- EXERCISE DIRECTIONS:
Repeat each entry word for word. Leave any images out of the copy.

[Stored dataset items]

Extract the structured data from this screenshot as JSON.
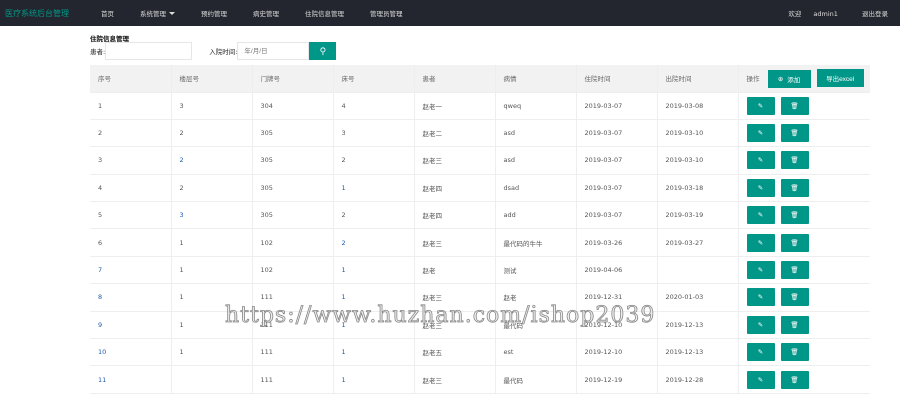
{
  "nav": {
    "logo": "医疗系统后台管理",
    "items": [
      "首页",
      "系统管理",
      "预约管理",
      "病史管理",
      "住院信息管理",
      "管理员管理"
    ],
    "welcome": "欢迎",
    "user": "admin1",
    "logout": "退出登录"
  },
  "page": {
    "title": "住院信息管理",
    "patient_label": "患者:",
    "patient_value": "",
    "date_label": "入院时间:",
    "date_placeholder": "年/月/日"
  },
  "table": {
    "headers": [
      "序号",
      "楼层号",
      "门牌号",
      "床号",
      "患者",
      "病情",
      "住院时间",
      "出院时间",
      "操作"
    ],
    "add": "添加",
    "export": "导出excel",
    "rows": [
      [
        "1",
        "3",
        "304",
        "4",
        "赵老一",
        "qweq",
        "2019-03-07",
        "2019-03-08"
      ],
      [
        "2",
        "2",
        "305",
        "3",
        "赵老二",
        "asd",
        "2019-03-07",
        "2019-03-10"
      ],
      [
        "3",
        "2",
        "305",
        "2",
        "赵老三",
        "asd",
        "2019-03-07",
        "2019-03-10"
      ],
      [
        "4",
        "2",
        "305",
        "1",
        "赵老四",
        "dsad",
        "2019-03-07",
        "2019-03-18"
      ],
      [
        "5",
        "3",
        "305",
        "2",
        "赵老四",
        "add",
        "2019-03-07",
        "2019-03-19"
      ],
      [
        "6",
        "1",
        "102",
        "2",
        "赵老三",
        "最代码的牛牛",
        "2019-03-26",
        "2019-03-27"
      ],
      [
        "7",
        "1",
        "102",
        "1",
        "赵老",
        "测试",
        "2019-04-06",
        ""
      ],
      [
        "8",
        "1",
        "111",
        "1",
        "赵老三",
        "赵老",
        "2019-12-31",
        "2020-01-03"
      ],
      [
        "9",
        "1",
        "111",
        "1",
        "赵老三",
        "最代码",
        "2019-12-10",
        "2019-12-13"
      ],
      [
        "10",
        "1",
        "111",
        "1",
        "赵老五",
        "est",
        "2019-12-10",
        "2019-12-13"
      ],
      [
        "11",
        "",
        "111",
        "1",
        "赵老三",
        "最代码",
        "2019-12-19",
        "2019-12-28"
      ]
    ]
  },
  "watermark": "https://www.huzhan.com/ishop2039",
  "colors": {
    "accent": "#009688",
    "nav": "#23262e"
  }
}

- SOLUTION TO THIS PROBLEM:
Extract the structured data from this screenshot as JSON.
{
  "nav": {
    "logo": "医疗系统后台管理",
    "items": [
      "首页",
      "系统管理",
      "预约管理",
      "病史管理",
      "住院信息管理",
      "管理员管理"
    ],
    "welcome": "欢迎",
    "user": "admin1",
    "logout": "退出登录"
  },
  "page": {
    "title": "住院信息管理",
    "patient_label": "患者:",
    "patient_value": "",
    "date_label": "入院时间:",
    "date_placeholder": "年/月/日"
  },
  "table": {
    "headers": [
      "序号",
      "楼层号",
      "门牌号",
      "床号",
      "患者",
      "病情",
      "住院时间",
      "出院时间",
      "操作"
    ],
    "add": "添加",
    "export": "导出excel",
    "rows": [
      [
        "1",
        "3",
        "304",
        "4",
        "赵老一",
        "qweq",
        "2019-03-07",
        "2019-03-08"
      ],
      [
        "2",
        "2",
        "305",
        "3",
        "赵老二",
        "asd",
        "2019-03-07",
        "2019-03-10"
      ],
      [
        "3",
        "2",
        "305",
        "2",
        "赵老三",
        "asd",
        "2019-03-07",
        "2019-03-10"
      ],
      [
        "4",
        "2",
        "305",
        "1",
        "赵老四",
        "dsad",
        "2019-03-07",
        "2019-03-18"
      ],
      [
        "5",
        "3",
        "305",
        "2",
        "赵老四",
        "add",
        "2019-03-07",
        "2019-03-19"
      ],
      [
        "6",
        "1",
        "102",
        "2",
        "赵老三",
        "最代码的牛牛",
        "2019-03-26",
        "2019-03-27"
      ],
      [
        "7",
        "1",
        "102",
        "1",
        "赵老",
        "测试",
        "2019-04-06",
        ""
      ],
      [
        "8",
        "1",
        "111",
        "1",
        "赵老三",
        "赵老",
        "2019-12-31",
        "2020-01-03"
      ],
      [
        "9",
        "1",
        "111",
        "1",
        "赵老三",
        "最代码",
        "2019-12-10",
        "2019-12-13"
      ],
      [
        "10",
        "1",
        "111",
        "1",
        "赵老五",
        "est",
        "2019-12-10",
        "2019-12-13"
      ],
      [
        "11",
        "",
        "111",
        "1",
        "赵老三",
        "最代码",
        "2019-12-19",
        "2019-12-28"
      ]
    ]
  },
  "watermark": "https://www.huzhan.com/ishop2039",
  "colors": {
    "accent": "#009688",
    "nav": "#23262e"
  }
}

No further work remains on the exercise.